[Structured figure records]
►
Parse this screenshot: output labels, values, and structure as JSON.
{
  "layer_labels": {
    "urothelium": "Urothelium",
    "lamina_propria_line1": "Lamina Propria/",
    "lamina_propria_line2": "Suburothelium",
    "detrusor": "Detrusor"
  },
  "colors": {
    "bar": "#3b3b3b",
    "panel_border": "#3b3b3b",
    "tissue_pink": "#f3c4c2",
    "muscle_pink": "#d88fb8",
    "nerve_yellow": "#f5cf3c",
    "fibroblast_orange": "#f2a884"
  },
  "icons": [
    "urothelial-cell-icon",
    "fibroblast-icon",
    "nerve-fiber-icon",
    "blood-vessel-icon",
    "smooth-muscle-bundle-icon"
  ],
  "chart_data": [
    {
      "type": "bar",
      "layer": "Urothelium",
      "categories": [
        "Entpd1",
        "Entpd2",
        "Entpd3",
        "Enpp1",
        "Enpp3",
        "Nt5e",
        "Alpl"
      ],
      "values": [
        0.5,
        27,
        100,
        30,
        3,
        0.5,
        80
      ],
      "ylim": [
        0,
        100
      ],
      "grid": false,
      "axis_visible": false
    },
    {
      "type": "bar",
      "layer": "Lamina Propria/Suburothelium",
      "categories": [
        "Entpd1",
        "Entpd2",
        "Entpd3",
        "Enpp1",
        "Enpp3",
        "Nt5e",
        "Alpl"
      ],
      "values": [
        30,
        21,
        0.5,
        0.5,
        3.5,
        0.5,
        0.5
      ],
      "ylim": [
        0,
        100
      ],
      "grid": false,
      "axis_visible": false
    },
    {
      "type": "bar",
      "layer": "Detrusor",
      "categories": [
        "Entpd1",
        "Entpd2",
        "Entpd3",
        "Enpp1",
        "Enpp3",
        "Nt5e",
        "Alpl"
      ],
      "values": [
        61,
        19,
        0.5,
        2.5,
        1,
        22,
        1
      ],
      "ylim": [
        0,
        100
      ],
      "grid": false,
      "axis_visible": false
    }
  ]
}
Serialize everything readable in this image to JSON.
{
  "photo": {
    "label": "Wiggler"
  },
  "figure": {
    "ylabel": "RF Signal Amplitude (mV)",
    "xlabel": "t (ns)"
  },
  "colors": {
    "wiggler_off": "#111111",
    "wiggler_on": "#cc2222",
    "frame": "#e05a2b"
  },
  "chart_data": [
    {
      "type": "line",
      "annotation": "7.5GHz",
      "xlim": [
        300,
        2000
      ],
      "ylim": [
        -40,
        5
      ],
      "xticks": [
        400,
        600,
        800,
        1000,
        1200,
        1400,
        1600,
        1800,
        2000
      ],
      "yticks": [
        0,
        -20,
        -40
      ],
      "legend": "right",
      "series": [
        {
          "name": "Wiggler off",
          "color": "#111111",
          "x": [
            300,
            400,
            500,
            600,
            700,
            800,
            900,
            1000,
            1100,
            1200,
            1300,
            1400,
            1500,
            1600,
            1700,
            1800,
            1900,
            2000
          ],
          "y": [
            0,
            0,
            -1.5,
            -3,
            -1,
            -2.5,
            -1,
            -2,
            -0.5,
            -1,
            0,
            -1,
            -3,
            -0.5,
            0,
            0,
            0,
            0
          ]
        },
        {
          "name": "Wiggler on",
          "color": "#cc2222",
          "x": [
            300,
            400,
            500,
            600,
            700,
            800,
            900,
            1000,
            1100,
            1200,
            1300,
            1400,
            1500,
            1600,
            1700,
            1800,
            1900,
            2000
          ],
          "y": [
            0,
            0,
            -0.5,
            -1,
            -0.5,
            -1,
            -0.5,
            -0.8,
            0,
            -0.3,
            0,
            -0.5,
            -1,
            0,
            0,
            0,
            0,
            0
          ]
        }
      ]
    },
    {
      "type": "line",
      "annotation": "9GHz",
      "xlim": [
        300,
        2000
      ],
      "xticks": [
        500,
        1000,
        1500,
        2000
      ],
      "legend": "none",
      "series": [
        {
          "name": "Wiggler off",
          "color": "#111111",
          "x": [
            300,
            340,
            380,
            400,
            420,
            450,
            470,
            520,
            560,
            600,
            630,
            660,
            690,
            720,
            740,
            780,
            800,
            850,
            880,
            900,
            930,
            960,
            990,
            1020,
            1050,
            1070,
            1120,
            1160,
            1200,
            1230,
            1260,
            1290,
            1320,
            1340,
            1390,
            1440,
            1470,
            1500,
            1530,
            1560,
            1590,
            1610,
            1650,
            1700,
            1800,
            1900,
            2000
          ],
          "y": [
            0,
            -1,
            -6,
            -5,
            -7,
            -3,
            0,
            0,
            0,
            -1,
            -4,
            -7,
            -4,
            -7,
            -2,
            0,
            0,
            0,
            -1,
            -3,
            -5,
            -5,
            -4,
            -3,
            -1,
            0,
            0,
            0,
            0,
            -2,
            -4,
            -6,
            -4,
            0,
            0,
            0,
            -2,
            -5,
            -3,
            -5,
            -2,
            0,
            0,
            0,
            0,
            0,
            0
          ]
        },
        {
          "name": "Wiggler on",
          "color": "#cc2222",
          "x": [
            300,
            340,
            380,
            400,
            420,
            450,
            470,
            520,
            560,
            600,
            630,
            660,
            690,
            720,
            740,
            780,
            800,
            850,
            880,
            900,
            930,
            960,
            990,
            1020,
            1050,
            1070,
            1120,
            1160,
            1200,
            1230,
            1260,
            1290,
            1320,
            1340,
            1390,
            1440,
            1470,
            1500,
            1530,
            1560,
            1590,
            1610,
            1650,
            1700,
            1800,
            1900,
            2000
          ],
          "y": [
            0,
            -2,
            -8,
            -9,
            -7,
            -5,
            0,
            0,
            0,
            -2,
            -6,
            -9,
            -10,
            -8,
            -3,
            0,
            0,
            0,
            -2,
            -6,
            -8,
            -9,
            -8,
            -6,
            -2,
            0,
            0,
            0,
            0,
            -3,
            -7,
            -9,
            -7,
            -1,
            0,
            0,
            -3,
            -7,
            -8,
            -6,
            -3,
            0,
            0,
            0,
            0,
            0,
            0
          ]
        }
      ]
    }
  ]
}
◄
**Required task:** Your task is to give the records above again, exactly.

**Completed exercise:**
Parse this screenshot: output labels, values, and structure as JSON.
{
  "layer_labels": {
    "urothelium": "Urothelium",
    "lamina_propria_line1": "Lamina Propria/",
    "lamina_propria_line2": "Suburothelium",
    "detrusor": "Detrusor"
  },
  "colors": {
    "bar": "#3b3b3b",
    "panel_border": "#3b3b3b",
    "tissue_pink": "#f3c4c2",
    "muscle_pink": "#d88fb8",
    "nerve_yellow": "#f5cf3c",
    "fibroblast_orange": "#f2a884"
  },
  "icons": [
    "urothelial-cell-icon",
    "fibroblast-icon",
    "nerve-fiber-icon",
    "blood-vessel-icon",
    "smooth-muscle-bundle-icon"
  ],
  "chart_data": [
    {
      "type": "bar",
      "layer": "Urothelium",
      "categories": [
        "Entpd1",
        "Entpd2",
        "Entpd3",
        "Enpp1",
        "Enpp3",
        "Nt5e",
        "Alpl"
      ],
      "values": [
        0.5,
        27,
        100,
        30,
        3,
        0.5,
        80
      ],
      "ylim": [
        0,
        100
      ],
      "grid": false,
      "axis_visible": false
    },
    {
      "type": "bar",
      "layer": "Lamina Propria/Suburothelium",
      "categories": [
        "Entpd1",
        "Entpd2",
        "Entpd3",
        "Enpp1",
        "Enpp3",
        "Nt5e",
        "Alpl"
      ],
      "values": [
        30,
        21,
        0.5,
        0.5,
        3.5,
        0.5,
        0.5
      ],
      "ylim": [
        0,
        100
      ],
      "grid": false,
      "axis_visible": false
    },
    {
      "type": "bar",
      "layer": "Detrusor",
      "categories": [
        "Entpd1",
        "Entpd2",
        "Entpd3",
        "Enpp1",
        "Enpp3",
        "Nt5e",
        "Alpl"
      ],
      "values": [
        61,
        19,
        0.5,
        2.5,
        1,
        22,
        1
      ],
      "ylim": [
        0,
        100
      ],
      "grid": false,
      "axis_visible": false
    }
  ]
}
Serialize everything readable in this image to JSON.
{
  "photo": {
    "label": "Wiggler"
  },
  "figure": {
    "ylabel": "RF Signal Amplitude (mV)",
    "xlabel": "t (ns)"
  },
  "colors": {
    "wiggler_off": "#111111",
    "wiggler_on": "#cc2222",
    "frame": "#e05a2b"
  },
  "chart_data": [
    {
      "type": "line",
      "annotation": "7.5GHz",
      "xlim": [
        300,
        2000
      ],
      "ylim": [
        -40,
        5
      ],
      "xticks": [
        400,
        600,
        800,
        1000,
        1200,
        1400,
        1600,
        1800,
        2000
      ],
      "yticks": [
        0,
        -20,
        -40
      ],
      "legend": "right",
      "series": [
        {
          "name": "Wiggler off",
          "color": "#111111",
          "x": [
            300,
            400,
            500,
            600,
            700,
            800,
            900,
            1000,
            1100,
            1200,
            1300,
            1400,
            1500,
            1600,
            1700,
            1800,
            1900,
            2000
          ],
          "y": [
            0,
            0,
            -1.5,
            -3,
            -1,
            -2.5,
            -1,
            -2,
            -0.5,
            -1,
            0,
            -1,
            -3,
            -0.5,
            0,
            0,
            0,
            0
          ]
        },
        {
          "name": "Wiggler on",
          "color": "#cc2222",
          "x": [
            300,
            400,
            500,
            600,
            700,
            800,
            900,
            1000,
            1100,
            1200,
            1300,
            1400,
            1500,
            1600,
            1700,
            1800,
            1900,
            2000
          ],
          "y": [
            0,
            0,
            -0.5,
            -1,
            -0.5,
            -1,
            -0.5,
            -0.8,
            0,
            -0.3,
            0,
            -0.5,
            -1,
            0,
            0,
            0,
            0,
            0
          ]
        }
      ]
    },
    {
      "type": "line",
      "annotation": "9GHz",
      "xlim": [
        300,
        2000
      ],
      "xticks": [
        500,
        1000,
        1500,
        2000
      ],
      "legend": "none",
      "series": [
        {
          "name": "Wiggler off",
          "color": "#111111",
          "x": [
            300,
            340,
            380,
            400,
            420,
            450,
            470,
            520,
            560,
            600,
            630,
            660,
            690,
            720,
            740,
            780,
            800,
            850,
            880,
            900,
            930,
            960,
            990,
            1020,
            1050,
            1070,
            1120,
            1160,
            1200,
            1230,
            1260,
            1290,
            1320,
            1340,
            1390,
            1440,
            1470,
            1500,
            1530,
            1560,
            1590,
            1610,
            1650,
            1700,
            1800,
            1900,
            2000
          ],
          "y": [
            0,
            -1,
            -6,
            -5,
            -7,
            -3,
            0,
            0,
            0,
            -1,
            -4,
            -7,
            -4,
            -7,
            -2,
            0,
            0,
            0,
            -1,
            -3,
            -5,
            -5,
            -4,
            -3,
            -1,
            0,
            0,
            0,
            0,
            -2,
            -4,
            -6,
            -4,
            0,
            0,
            0,
            -2,
            -5,
            -3,
            -5,
            -2,
            0,
            0,
            0,
            0,
            0,
            0
          ]
        },
        {
          "name": "Wiggler on",
          "color": "#cc2222",
          "x": [
            300,
            340,
            380,
            400,
            420,
            450,
            470,
            520,
            560,
            600,
            630,
            660,
            690,
            720,
            740,
            780,
            800,
            850,
            880,
            900,
            930,
            960,
            990,
            1020,
            1050,
            1070,
            1120,
            1160,
            1200,
            1230,
            1260,
            1290,
            1320,
            1340,
            1390,
            1440,
            1470,
            1500,
            1530,
            1560,
            1590,
            1610,
            1650,
            1700,
            1800,
            1900,
            2000
          ],
          "y": [
            0,
            -2,
            -8,
            -9,
            -7,
            -5,
            0,
            0,
            0,
            -2,
            -6,
            -9,
            -10,
            -8,
            -3,
            0,
            0,
            0,
            -2,
            -6,
            -8,
            -9,
            -8,
            -6,
            -2,
            0,
            0,
            0,
            0,
            -3,
            -7,
            -9,
            -7,
            -1,
            0,
            0,
            -3,
            -7,
            -8,
            -6,
            -3,
            0,
            0,
            0,
            0,
            0,
            0
          ]
        }
      ]
    }
  ]
}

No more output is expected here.